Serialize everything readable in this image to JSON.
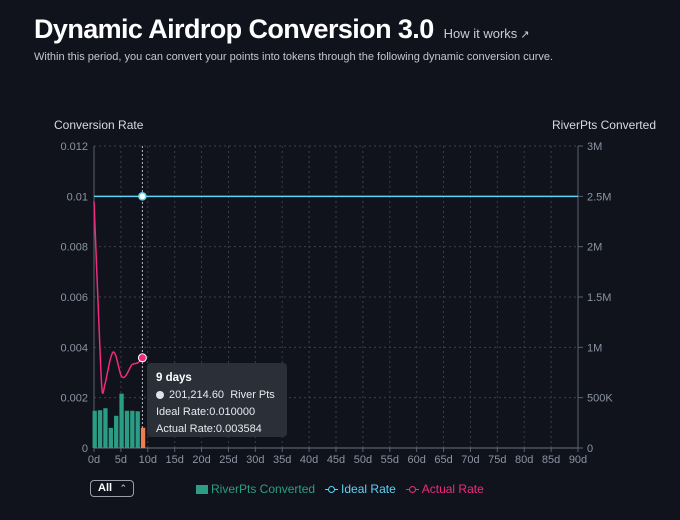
{
  "header": {
    "title": "Dynamic Airdrop Conversion 3.0",
    "how_it_works": "How it works",
    "how_it_works_icon": "arrow-up-right-icon",
    "subtitle": "Within this period, you can convert your points into tokens through the following dynamic conversion curve."
  },
  "colors": {
    "background": "#10131c",
    "bars": "#2c9d85",
    "bar_highlight": "#ee7d52",
    "ideal_rate": "#5fd3f3",
    "actual_rate": "#ef2a7f",
    "grid": "#3a3f4a"
  },
  "chart_data": {
    "type": "bar+line",
    "left_axis_title": "Conversion Rate",
    "right_axis_title": "RiverPts Converted",
    "x_label": "",
    "x_ticks": [
      "0d",
      "5d",
      "10d",
      "15d",
      "20d",
      "25d",
      "30d",
      "35d",
      "40d",
      "45d",
      "50d",
      "55d",
      "60d",
      "65d",
      "70d",
      "75d",
      "80d",
      "85d",
      "90d"
    ],
    "x_range": [
      0,
      90
    ],
    "left_ticks": [
      "0",
      "0.002",
      "0.004",
      "0.006",
      "0.008",
      "0.01",
      "0.012"
    ],
    "left_range": [
      0,
      0.012
    ],
    "right_ticks": [
      "0",
      "500K",
      "1M",
      "1.5M",
      "2M",
      "2.5M",
      "3M"
    ],
    "right_range": [
      0,
      3000000
    ],
    "grid": true,
    "series": [
      {
        "name": "RiverPts Converted",
        "kind": "bar",
        "axis": "right",
        "x": [
          0,
          1,
          2,
          3,
          4,
          5,
          6,
          7,
          8,
          9
        ],
        "values": [
          370000,
          375000,
          395000,
          200000,
          320000,
          540000,
          370000,
          370000,
          365000,
          201214.6
        ]
      },
      {
        "name": "Ideal Rate",
        "kind": "line",
        "axis": "left",
        "x": [
          0,
          90
        ],
        "values": [
          0.01,
          0.01
        ]
      },
      {
        "name": "Actual Rate",
        "kind": "line",
        "axis": "left",
        "x": [
          0,
          1,
          1.5,
          2,
          2.5,
          3,
          3.5,
          4,
          4.5,
          5,
          5.5,
          6,
          6.5,
          7,
          7.5,
          8,
          8.5,
          9
        ],
        "values": [
          0.0098,
          0.0045,
          0.0023,
          0.0025,
          0.003,
          0.0035,
          0.0038,
          0.0037,
          0.0033,
          0.0029,
          0.0028,
          0.0029,
          0.0031,
          0.0033,
          0.00335,
          0.00337,
          0.00345,
          0.003584
        ]
      }
    ],
    "highlight_day": 9
  },
  "tooltip": {
    "title": "9 days",
    "points_value": "201,214.60",
    "points_unit": "River Pts",
    "ideal": "Ideal Rate:0.010000",
    "actual": "Actual Rate:0.003584"
  },
  "footer": {
    "range_selected": "All",
    "legend": [
      "RiverPts Converted",
      "Ideal Rate",
      "Actual Rate"
    ]
  }
}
────────────────
Exercise goal: Extract all the data above exactly, excluding every picture.

Correct response:
Serialize everything readable in this image to JSON.
{
  "header": {
    "title": "Dynamic Airdrop Conversion 3.0",
    "how_it_works": "How it works",
    "how_it_works_icon": "arrow-up-right-icon",
    "subtitle": "Within this period, you can convert your points into tokens through the following dynamic conversion curve."
  },
  "colors": {
    "background": "#10131c",
    "bars": "#2c9d85",
    "bar_highlight": "#ee7d52",
    "ideal_rate": "#5fd3f3",
    "actual_rate": "#ef2a7f",
    "grid": "#3a3f4a"
  },
  "chart_data": {
    "type": "bar+line",
    "left_axis_title": "Conversion Rate",
    "right_axis_title": "RiverPts Converted",
    "x_label": "",
    "x_ticks": [
      "0d",
      "5d",
      "10d",
      "15d",
      "20d",
      "25d",
      "30d",
      "35d",
      "40d",
      "45d",
      "50d",
      "55d",
      "60d",
      "65d",
      "70d",
      "75d",
      "80d",
      "85d",
      "90d"
    ],
    "x_range": [
      0,
      90
    ],
    "left_ticks": [
      "0",
      "0.002",
      "0.004",
      "0.006",
      "0.008",
      "0.01",
      "0.012"
    ],
    "left_range": [
      0,
      0.012
    ],
    "right_ticks": [
      "0",
      "500K",
      "1M",
      "1.5M",
      "2M",
      "2.5M",
      "3M"
    ],
    "right_range": [
      0,
      3000000
    ],
    "grid": true,
    "series": [
      {
        "name": "RiverPts Converted",
        "kind": "bar",
        "axis": "right",
        "x": [
          0,
          1,
          2,
          3,
          4,
          5,
          6,
          7,
          8,
          9
        ],
        "values": [
          370000,
          375000,
          395000,
          200000,
          320000,
          540000,
          370000,
          370000,
          365000,
          201214.6
        ]
      },
      {
        "name": "Ideal Rate",
        "kind": "line",
        "axis": "left",
        "x": [
          0,
          90
        ],
        "values": [
          0.01,
          0.01
        ]
      },
      {
        "name": "Actual Rate",
        "kind": "line",
        "axis": "left",
        "x": [
          0,
          1,
          1.5,
          2,
          2.5,
          3,
          3.5,
          4,
          4.5,
          5,
          5.5,
          6,
          6.5,
          7,
          7.5,
          8,
          8.5,
          9
        ],
        "values": [
          0.0098,
          0.0045,
          0.0023,
          0.0025,
          0.003,
          0.0035,
          0.0038,
          0.0037,
          0.0033,
          0.0029,
          0.0028,
          0.0029,
          0.0031,
          0.0033,
          0.00335,
          0.00337,
          0.00345,
          0.003584
        ]
      }
    ],
    "highlight_day": 9
  },
  "tooltip": {
    "title": "9 days",
    "points_value": "201,214.60",
    "points_unit": "River Pts",
    "ideal": "Ideal Rate:0.010000",
    "actual": "Actual Rate:0.003584"
  },
  "footer": {
    "range_selected": "All",
    "legend": [
      "RiverPts Converted",
      "Ideal Rate",
      "Actual Rate"
    ]
  }
}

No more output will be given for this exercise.